* **TASK STATEMENT**
What is needed is an exact copy of the entries below, from the line that contains "What does this" through the final line, both included, and nothing else.

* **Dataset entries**

(begin)

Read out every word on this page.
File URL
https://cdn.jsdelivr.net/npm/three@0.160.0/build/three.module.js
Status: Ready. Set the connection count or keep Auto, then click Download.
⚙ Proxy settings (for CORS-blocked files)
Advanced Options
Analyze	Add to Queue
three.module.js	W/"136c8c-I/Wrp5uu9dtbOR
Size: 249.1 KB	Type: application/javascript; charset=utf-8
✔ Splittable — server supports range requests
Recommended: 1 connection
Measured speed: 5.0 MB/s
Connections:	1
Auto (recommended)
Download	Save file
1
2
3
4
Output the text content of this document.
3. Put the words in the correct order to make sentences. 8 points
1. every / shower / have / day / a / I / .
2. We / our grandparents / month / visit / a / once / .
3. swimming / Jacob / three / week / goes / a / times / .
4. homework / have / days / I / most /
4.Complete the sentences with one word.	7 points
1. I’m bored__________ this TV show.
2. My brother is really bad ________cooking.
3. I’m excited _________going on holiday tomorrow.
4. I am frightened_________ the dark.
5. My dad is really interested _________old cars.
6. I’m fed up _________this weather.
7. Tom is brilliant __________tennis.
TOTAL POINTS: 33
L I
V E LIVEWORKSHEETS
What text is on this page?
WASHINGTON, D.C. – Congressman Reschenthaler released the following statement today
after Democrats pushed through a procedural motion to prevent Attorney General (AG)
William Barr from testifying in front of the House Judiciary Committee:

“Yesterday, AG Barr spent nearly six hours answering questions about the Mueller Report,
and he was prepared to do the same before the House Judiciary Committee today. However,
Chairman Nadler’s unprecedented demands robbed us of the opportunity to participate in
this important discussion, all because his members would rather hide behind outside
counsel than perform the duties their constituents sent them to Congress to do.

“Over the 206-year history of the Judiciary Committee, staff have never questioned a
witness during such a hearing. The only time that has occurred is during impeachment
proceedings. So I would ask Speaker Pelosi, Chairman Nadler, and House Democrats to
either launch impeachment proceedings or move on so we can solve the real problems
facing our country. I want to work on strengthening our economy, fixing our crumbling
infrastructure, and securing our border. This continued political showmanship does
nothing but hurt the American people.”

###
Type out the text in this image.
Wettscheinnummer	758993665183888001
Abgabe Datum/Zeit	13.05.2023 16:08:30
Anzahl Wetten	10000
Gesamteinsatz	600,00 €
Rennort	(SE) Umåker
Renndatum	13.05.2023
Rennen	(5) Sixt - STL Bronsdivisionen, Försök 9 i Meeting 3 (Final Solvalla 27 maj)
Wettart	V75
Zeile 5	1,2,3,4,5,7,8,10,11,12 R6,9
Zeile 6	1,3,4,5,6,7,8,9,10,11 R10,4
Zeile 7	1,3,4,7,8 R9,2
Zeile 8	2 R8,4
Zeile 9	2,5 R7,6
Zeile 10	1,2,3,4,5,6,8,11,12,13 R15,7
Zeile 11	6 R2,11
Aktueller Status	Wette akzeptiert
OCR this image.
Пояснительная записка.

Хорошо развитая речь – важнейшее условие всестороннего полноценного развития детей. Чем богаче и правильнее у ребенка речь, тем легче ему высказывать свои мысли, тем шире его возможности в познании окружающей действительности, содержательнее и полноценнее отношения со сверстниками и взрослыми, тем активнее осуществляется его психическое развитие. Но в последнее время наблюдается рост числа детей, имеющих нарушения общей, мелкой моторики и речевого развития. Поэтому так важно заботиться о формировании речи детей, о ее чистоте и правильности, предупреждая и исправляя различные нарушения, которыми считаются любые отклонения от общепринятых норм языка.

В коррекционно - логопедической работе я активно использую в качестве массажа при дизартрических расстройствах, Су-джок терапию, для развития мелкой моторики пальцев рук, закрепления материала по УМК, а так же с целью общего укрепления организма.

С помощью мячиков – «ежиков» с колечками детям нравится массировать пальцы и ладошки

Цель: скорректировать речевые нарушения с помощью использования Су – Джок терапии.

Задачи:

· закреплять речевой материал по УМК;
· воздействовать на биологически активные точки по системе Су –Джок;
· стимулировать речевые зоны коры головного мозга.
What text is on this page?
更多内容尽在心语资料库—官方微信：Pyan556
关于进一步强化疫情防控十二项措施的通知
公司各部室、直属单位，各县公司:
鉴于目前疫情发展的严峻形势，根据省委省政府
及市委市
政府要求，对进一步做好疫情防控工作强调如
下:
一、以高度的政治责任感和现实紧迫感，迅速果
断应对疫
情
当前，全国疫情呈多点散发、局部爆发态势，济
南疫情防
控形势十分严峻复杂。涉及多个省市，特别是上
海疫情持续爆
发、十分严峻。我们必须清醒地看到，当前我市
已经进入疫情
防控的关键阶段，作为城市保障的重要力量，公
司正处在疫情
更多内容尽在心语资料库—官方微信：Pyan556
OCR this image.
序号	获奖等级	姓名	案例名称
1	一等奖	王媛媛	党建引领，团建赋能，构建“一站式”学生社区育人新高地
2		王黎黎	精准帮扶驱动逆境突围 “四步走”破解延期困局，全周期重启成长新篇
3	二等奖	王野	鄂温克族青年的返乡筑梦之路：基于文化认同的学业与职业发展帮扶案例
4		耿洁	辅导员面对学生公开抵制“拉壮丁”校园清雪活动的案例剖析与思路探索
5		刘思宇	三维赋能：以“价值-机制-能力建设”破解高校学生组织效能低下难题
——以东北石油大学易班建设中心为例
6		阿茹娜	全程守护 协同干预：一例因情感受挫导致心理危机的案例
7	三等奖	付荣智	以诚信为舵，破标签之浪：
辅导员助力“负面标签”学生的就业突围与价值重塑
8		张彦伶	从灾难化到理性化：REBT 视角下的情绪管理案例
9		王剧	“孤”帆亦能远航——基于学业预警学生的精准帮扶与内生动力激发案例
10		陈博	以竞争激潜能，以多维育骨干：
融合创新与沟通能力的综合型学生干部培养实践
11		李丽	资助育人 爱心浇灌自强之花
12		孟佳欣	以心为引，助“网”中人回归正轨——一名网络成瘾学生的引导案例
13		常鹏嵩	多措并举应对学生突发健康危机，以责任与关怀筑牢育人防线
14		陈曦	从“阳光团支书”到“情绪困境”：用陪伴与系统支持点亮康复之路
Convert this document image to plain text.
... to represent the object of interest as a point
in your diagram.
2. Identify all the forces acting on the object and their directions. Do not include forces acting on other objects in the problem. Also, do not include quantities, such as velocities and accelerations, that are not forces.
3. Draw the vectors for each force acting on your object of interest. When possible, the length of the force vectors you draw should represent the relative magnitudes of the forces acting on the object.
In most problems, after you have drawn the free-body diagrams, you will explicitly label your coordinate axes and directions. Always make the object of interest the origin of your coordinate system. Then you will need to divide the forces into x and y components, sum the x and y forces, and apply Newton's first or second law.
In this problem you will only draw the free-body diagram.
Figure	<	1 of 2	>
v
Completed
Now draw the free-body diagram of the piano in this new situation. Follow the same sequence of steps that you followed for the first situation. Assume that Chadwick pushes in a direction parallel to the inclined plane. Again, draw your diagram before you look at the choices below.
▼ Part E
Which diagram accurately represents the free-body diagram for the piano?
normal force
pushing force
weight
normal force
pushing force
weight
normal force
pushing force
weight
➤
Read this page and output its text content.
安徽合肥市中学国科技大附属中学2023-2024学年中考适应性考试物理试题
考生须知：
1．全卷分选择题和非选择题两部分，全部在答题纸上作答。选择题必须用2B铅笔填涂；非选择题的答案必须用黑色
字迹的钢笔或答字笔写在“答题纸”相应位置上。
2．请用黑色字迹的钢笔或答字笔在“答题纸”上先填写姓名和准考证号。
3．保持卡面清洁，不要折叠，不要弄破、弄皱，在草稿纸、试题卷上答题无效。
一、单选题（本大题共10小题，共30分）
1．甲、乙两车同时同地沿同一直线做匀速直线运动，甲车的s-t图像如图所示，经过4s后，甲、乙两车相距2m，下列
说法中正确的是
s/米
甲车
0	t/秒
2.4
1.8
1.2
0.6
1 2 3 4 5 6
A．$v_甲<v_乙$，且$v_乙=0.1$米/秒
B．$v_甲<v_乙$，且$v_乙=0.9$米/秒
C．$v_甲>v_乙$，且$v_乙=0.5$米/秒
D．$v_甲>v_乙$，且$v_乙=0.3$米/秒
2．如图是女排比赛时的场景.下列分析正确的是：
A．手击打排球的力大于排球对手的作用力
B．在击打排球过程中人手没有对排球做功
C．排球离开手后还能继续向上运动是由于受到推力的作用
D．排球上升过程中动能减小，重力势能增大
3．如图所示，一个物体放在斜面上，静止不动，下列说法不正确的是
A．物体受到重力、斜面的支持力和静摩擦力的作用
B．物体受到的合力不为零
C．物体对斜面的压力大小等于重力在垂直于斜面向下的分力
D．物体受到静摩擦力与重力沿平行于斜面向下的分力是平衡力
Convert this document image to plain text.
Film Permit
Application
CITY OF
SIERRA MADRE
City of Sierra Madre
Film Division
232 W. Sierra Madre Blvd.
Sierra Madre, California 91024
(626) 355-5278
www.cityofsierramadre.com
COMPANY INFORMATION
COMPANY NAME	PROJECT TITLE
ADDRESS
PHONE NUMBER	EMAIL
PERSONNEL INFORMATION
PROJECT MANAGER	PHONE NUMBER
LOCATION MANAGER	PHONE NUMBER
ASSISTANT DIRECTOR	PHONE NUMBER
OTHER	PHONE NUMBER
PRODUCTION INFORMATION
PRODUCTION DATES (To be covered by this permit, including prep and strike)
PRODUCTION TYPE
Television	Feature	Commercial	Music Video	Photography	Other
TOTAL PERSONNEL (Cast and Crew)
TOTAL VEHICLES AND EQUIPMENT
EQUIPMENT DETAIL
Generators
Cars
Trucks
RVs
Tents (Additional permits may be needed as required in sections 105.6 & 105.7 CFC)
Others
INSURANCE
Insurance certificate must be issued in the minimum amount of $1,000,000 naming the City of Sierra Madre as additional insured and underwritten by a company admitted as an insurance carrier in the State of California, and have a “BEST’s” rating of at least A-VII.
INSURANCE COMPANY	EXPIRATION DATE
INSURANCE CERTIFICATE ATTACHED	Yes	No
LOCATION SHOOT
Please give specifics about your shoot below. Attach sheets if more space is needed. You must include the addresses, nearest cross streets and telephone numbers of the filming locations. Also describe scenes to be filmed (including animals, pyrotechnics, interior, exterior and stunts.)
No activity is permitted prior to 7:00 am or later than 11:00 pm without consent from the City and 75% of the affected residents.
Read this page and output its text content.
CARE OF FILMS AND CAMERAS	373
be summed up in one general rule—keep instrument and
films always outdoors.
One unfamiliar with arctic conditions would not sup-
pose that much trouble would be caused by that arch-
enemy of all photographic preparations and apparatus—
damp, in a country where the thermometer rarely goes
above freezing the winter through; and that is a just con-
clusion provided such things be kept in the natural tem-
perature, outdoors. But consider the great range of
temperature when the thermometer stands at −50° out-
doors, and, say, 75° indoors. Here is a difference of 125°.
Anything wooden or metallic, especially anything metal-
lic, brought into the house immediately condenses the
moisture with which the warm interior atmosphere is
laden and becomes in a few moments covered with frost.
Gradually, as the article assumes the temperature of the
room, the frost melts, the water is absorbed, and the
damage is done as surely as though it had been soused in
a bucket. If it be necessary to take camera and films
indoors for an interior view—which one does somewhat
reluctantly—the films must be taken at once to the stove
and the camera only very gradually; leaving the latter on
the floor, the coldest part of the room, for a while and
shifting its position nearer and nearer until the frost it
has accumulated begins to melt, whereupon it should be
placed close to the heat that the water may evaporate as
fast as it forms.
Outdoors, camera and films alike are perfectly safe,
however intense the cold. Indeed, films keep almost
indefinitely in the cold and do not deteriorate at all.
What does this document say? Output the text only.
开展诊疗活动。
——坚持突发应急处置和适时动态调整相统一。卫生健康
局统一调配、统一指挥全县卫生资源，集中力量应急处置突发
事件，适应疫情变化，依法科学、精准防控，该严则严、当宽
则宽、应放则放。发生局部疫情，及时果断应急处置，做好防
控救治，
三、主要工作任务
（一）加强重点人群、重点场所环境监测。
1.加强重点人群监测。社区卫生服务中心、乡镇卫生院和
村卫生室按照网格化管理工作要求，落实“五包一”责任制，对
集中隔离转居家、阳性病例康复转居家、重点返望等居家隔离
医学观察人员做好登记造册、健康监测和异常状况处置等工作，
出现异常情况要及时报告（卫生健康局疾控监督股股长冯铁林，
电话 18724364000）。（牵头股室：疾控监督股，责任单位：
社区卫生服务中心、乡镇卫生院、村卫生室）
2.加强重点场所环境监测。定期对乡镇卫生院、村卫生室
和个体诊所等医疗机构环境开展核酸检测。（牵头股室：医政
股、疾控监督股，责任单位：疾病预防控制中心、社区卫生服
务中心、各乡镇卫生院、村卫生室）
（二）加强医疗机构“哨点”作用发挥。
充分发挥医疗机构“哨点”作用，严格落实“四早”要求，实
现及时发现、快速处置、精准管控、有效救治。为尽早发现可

(end)

* **RESULT OF THIS TASK**
What does this document say? Output the text only.
开展诊疗活动。
——坚持突发应急处置和适时动态调整相统一。卫生健康
局统一调配、统一指挥全县卫生资源，集中力量应急处置突发
事件，适应疫情变化，依法科学、精准防控，该严则严、当宽
则宽、应放则放。发生局部疫情，及时果断应急处置，做好防
控救治，
三、主要工作任务
（一）加强重点人群、重点场所环境监测。
1.加强重点人群监测。社区卫生服务中心、乡镇卫生院和
村卫生室按照网格化管理工作要求，落实“五包一”责任制，对
集中隔离转居家、阳性病例康复转居家、重点返望等居家隔离
医学观察人员做好登记造册、健康监测和异常状况处置等工作，
出现异常情况要及时报告（卫生健康局疾控监督股股长冯铁林，
电话 18724364000）。（牵头股室：疾控监督股，责任单位：
社区卫生服务中心、乡镇卫生院、村卫生室）
2.加强重点场所环境监测。定期对乡镇卫生院、村卫生室
和个体诊所等医疗机构环境开展核酸检测。（牵头股室：医政
股、疾控监督股，责任单位：疾病预防控制中心、社区卫生服
务中心、各乡镇卫生院、村卫生室）
（二）加强医疗机构“哨点”作用发挥。
充分发挥医疗机构“哨点”作用，严格落实“四早”要求，实
现及时发现、快速处置、精准管控、有效救治。为尽早发现可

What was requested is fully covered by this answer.